%%

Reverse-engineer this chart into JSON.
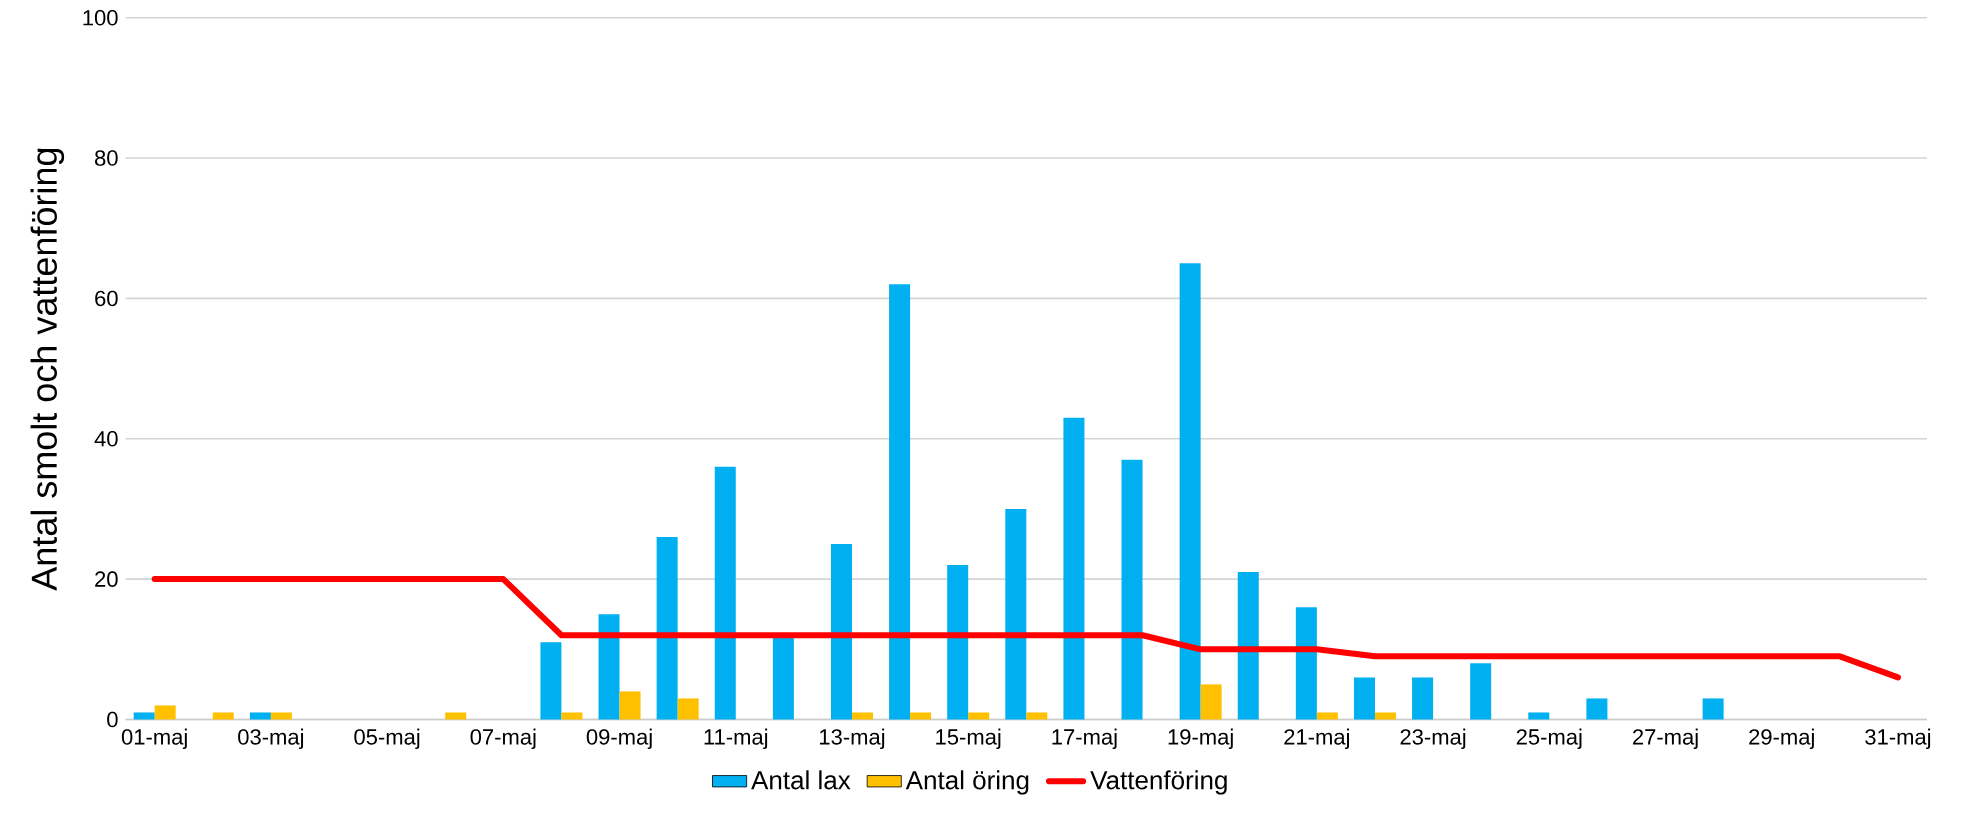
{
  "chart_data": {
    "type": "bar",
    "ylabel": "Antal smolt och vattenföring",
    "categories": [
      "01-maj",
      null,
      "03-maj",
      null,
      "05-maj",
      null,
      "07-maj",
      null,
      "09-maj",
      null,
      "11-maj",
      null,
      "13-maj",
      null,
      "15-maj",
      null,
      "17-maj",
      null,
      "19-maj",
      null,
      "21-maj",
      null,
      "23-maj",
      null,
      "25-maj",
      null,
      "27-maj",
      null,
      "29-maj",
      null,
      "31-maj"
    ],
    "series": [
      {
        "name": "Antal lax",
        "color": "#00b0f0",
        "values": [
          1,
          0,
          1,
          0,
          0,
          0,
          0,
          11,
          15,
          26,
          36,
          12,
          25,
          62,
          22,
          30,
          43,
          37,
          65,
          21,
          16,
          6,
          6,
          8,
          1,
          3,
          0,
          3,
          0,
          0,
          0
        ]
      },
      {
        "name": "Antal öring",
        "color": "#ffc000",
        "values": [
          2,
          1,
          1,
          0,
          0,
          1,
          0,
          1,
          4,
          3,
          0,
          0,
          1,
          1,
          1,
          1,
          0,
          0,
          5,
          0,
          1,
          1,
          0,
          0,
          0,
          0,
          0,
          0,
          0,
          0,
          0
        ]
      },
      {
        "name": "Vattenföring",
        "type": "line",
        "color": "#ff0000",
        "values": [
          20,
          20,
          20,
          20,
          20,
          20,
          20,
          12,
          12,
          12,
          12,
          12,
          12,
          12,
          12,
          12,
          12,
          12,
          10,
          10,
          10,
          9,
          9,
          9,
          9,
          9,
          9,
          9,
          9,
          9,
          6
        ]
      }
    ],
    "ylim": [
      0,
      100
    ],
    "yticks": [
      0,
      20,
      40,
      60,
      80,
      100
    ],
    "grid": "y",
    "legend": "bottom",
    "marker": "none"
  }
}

%%

*Task brief*
Each line of the data is to be duplicated exactly; pictures stay out of the copy.

*Complete answer*
Reverse-engineer this chart into JSON.
{
  "chart_data": {
    "type": "bar",
    "ylabel": "Antal smolt och vattenföring",
    "categories": [
      "01-maj",
      null,
      "03-maj",
      null,
      "05-maj",
      null,
      "07-maj",
      null,
      "09-maj",
      null,
      "11-maj",
      null,
      "13-maj",
      null,
      "15-maj",
      null,
      "17-maj",
      null,
      "19-maj",
      null,
      "21-maj",
      null,
      "23-maj",
      null,
      "25-maj",
      null,
      "27-maj",
      null,
      "29-maj",
      null,
      "31-maj"
    ],
    "series": [
      {
        "name": "Antal lax",
        "color": "#00b0f0",
        "values": [
          1,
          0,
          1,
          0,
          0,
          0,
          0,
          11,
          15,
          26,
          36,
          12,
          25,
          62,
          22,
          30,
          43,
          37,
          65,
          21,
          16,
          6,
          6,
          8,
          1,
          3,
          0,
          3,
          0,
          0,
          0
        ]
      },
      {
        "name": "Antal öring",
        "color": "#ffc000",
        "values": [
          2,
          1,
          1,
          0,
          0,
          1,
          0,
          1,
          4,
          3,
          0,
          0,
          1,
          1,
          1,
          1,
          0,
          0,
          5,
          0,
          1,
          1,
          0,
          0,
          0,
          0,
          0,
          0,
          0,
          0,
          0
        ]
      },
      {
        "name": "Vattenföring",
        "type": "line",
        "color": "#ff0000",
        "values": [
          20,
          20,
          20,
          20,
          20,
          20,
          20,
          12,
          12,
          12,
          12,
          12,
          12,
          12,
          12,
          12,
          12,
          12,
          10,
          10,
          10,
          9,
          9,
          9,
          9,
          9,
          9,
          9,
          9,
          9,
          6
        ]
      }
    ],
    "ylim": [
      0,
      100
    ],
    "yticks": [
      0,
      20,
      40,
      60,
      80,
      100
    ],
    "grid": "y",
    "legend": "bottom",
    "marker": "none"
  }
}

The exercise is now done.